Records from a data source>
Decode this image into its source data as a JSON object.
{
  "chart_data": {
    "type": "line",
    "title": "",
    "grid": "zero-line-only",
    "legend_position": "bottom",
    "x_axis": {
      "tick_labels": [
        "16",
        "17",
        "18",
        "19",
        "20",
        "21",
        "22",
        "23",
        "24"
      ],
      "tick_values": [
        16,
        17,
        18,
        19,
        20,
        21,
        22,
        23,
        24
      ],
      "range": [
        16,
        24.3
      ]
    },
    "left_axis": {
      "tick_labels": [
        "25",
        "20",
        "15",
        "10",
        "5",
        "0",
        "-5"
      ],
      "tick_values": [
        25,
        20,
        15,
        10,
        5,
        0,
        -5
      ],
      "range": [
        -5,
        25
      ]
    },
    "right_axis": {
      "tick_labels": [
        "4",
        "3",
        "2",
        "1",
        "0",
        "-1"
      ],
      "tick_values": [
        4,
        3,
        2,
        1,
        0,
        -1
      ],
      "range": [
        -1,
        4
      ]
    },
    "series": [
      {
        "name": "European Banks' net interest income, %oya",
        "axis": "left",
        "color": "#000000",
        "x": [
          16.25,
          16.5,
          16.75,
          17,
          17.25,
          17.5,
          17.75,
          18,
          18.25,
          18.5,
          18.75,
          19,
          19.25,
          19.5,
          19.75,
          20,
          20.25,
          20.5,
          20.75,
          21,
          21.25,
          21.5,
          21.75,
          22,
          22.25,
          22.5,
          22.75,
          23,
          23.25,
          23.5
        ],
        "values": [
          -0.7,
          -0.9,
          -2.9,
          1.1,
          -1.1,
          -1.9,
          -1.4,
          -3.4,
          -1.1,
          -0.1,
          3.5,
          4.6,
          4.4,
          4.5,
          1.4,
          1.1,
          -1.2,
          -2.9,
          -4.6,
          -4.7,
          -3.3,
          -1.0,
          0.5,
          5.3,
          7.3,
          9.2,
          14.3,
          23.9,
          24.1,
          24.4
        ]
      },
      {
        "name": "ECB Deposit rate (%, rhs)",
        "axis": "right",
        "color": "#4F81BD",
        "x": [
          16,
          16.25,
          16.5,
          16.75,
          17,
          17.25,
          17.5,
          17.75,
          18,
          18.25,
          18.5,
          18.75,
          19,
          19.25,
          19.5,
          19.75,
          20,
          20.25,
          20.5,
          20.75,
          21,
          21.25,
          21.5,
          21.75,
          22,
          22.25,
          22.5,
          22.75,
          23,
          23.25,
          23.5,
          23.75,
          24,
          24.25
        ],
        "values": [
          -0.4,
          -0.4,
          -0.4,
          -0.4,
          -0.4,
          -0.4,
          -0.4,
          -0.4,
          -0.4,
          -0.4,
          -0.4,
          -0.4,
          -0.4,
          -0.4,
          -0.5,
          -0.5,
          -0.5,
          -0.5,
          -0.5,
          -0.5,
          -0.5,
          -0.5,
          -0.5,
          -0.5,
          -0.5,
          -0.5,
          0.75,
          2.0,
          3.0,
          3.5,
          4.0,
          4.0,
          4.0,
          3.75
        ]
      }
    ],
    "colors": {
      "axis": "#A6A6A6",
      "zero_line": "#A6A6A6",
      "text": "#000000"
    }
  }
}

The problem> Write out every entry word for word.

Answer to the problem>
Decode this image into its source data as a JSON object.
{
  "chart_data": {
    "type": "line",
    "title": "",
    "grid": "zero-line-only",
    "legend_position": "bottom",
    "x_axis": {
      "tick_labels": [
        "16",
        "17",
        "18",
        "19",
        "20",
        "21",
        "22",
        "23",
        "24"
      ],
      "tick_values": [
        16,
        17,
        18,
        19,
        20,
        21,
        22,
        23,
        24
      ],
      "range": [
        16,
        24.3
      ]
    },
    "left_axis": {
      "tick_labels": [
        "25",
        "20",
        "15",
        "10",
        "5",
        "0",
        "-5"
      ],
      "tick_values": [
        25,
        20,
        15,
        10,
        5,
        0,
        -5
      ],
      "range": [
        -5,
        25
      ]
    },
    "right_axis": {
      "tick_labels": [
        "4",
        "3",
        "2",
        "1",
        "0",
        "-1"
      ],
      "tick_values": [
        4,
        3,
        2,
        1,
        0,
        -1
      ],
      "range": [
        -1,
        4
      ]
    },
    "series": [
      {
        "name": "European Banks' net interest income, %oya",
        "axis": "left",
        "color": "#000000",
        "x": [
          16.25,
          16.5,
          16.75,
          17,
          17.25,
          17.5,
          17.75,
          18,
          18.25,
          18.5,
          18.75,
          19,
          19.25,
          19.5,
          19.75,
          20,
          20.25,
          20.5,
          20.75,
          21,
          21.25,
          21.5,
          21.75,
          22,
          22.25,
          22.5,
          22.75,
          23,
          23.25,
          23.5
        ],
        "values": [
          -0.7,
          -0.9,
          -2.9,
          1.1,
          -1.1,
          -1.9,
          -1.4,
          -3.4,
          -1.1,
          -0.1,
          3.5,
          4.6,
          4.4,
          4.5,
          1.4,
          1.1,
          -1.2,
          -2.9,
          -4.6,
          -4.7,
          -3.3,
          -1.0,
          0.5,
          5.3,
          7.3,
          9.2,
          14.3,
          23.9,
          24.1,
          24.4
        ]
      },
      {
        "name": "ECB Deposit rate (%, rhs)",
        "axis": "right",
        "color": "#4F81BD",
        "x": [
          16,
          16.25,
          16.5,
          16.75,
          17,
          17.25,
          17.5,
          17.75,
          18,
          18.25,
          18.5,
          18.75,
          19,
          19.25,
          19.5,
          19.75,
          20,
          20.25,
          20.5,
          20.75,
          21,
          21.25,
          21.5,
          21.75,
          22,
          22.25,
          22.5,
          22.75,
          23,
          23.25,
          23.5,
          23.75,
          24,
          24.25
        ],
        "values": [
          -0.4,
          -0.4,
          -0.4,
          -0.4,
          -0.4,
          -0.4,
          -0.4,
          -0.4,
          -0.4,
          -0.4,
          -0.4,
          -0.4,
          -0.4,
          -0.4,
          -0.5,
          -0.5,
          -0.5,
          -0.5,
          -0.5,
          -0.5,
          -0.5,
          -0.5,
          -0.5,
          -0.5,
          -0.5,
          -0.5,
          0.75,
          2.0,
          3.0,
          3.5,
          4.0,
          4.0,
          4.0,
          3.75
        ]
      }
    ],
    "colors": {
      "axis": "#A6A6A6",
      "zero_line": "#A6A6A6",
      "text": "#000000"
    }
  }
}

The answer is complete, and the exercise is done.